- **Records shown**
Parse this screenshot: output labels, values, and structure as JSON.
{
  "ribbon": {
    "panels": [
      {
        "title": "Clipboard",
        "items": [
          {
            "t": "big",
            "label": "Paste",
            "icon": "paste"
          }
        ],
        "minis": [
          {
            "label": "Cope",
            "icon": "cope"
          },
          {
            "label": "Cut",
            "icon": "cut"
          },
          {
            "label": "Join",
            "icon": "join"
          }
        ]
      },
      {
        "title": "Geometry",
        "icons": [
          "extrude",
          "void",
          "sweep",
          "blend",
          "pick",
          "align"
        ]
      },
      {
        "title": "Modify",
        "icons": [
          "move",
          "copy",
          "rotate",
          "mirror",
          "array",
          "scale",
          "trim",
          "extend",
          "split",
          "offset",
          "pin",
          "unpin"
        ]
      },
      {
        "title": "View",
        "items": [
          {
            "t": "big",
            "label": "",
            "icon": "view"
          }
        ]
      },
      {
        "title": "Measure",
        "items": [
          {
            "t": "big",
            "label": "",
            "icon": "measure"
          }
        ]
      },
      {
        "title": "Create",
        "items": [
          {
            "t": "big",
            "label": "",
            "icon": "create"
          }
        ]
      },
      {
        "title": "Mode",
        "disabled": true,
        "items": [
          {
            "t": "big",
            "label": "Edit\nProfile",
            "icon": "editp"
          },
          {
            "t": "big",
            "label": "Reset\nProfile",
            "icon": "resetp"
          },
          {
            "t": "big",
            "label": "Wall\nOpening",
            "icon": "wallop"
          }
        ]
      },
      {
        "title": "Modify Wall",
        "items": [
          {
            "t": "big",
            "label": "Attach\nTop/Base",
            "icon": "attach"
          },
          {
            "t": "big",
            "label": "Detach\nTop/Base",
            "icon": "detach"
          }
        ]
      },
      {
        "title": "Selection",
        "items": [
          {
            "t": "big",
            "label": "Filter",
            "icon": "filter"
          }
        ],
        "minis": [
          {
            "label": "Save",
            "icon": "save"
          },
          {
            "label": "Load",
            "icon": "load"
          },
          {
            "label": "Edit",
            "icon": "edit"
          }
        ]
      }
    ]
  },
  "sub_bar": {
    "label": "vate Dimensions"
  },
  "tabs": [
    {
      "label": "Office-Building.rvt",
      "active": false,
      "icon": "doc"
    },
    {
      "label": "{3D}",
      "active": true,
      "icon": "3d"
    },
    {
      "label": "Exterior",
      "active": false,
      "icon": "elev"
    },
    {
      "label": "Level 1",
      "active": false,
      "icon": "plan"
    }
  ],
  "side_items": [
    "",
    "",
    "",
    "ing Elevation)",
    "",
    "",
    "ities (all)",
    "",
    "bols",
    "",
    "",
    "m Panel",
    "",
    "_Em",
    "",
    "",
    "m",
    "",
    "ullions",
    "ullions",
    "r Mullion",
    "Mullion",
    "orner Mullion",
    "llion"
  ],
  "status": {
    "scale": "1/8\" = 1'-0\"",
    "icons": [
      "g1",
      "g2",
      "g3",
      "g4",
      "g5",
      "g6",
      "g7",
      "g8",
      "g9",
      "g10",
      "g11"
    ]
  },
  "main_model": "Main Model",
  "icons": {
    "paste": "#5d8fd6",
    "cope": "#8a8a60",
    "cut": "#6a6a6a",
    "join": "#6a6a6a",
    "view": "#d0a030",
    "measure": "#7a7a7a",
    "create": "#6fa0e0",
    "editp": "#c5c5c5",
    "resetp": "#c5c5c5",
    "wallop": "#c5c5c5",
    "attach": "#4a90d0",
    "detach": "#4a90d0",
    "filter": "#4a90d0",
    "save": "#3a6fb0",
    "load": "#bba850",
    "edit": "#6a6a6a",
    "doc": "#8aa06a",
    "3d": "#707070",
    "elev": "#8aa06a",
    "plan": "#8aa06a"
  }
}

* * *

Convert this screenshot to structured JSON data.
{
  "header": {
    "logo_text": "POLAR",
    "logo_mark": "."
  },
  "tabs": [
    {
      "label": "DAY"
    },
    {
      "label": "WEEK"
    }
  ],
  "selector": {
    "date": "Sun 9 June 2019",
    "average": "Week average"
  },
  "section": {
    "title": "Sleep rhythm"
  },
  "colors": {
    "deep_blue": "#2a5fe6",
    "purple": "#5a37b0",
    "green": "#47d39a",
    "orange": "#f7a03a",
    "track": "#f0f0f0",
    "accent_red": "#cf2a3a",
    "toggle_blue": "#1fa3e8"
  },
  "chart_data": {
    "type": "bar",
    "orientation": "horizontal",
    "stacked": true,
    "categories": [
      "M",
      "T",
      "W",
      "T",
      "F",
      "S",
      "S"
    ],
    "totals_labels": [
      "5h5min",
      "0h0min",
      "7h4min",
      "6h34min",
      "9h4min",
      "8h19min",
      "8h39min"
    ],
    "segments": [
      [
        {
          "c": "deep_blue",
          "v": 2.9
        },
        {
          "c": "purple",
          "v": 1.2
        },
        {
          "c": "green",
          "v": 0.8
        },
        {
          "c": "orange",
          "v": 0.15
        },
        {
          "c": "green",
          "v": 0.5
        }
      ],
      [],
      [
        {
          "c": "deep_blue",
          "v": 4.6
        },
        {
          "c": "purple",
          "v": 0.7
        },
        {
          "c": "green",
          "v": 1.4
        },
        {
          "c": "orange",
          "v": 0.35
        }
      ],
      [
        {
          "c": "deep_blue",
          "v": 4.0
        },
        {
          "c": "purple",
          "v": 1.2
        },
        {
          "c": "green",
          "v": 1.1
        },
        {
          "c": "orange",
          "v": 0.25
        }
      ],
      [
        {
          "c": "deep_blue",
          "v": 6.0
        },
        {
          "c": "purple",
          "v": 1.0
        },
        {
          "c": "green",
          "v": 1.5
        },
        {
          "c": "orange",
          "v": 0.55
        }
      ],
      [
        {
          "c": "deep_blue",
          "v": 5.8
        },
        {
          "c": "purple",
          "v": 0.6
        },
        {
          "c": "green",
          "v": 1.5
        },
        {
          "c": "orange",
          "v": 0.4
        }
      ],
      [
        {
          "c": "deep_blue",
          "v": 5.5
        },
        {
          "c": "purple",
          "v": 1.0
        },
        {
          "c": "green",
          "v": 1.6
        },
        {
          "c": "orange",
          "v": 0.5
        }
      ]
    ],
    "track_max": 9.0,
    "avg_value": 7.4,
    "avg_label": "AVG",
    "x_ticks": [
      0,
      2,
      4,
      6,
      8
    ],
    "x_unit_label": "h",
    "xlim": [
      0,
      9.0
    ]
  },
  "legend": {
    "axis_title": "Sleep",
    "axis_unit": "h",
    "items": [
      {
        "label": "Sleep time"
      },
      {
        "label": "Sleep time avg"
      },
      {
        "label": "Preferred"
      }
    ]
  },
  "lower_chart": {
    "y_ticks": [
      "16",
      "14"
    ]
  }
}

- **Description of the task**
Which lines contain "true"? Copy each of them.

- **Task solution**
        "disabled": true,
      "active": true,
    "stacked": true,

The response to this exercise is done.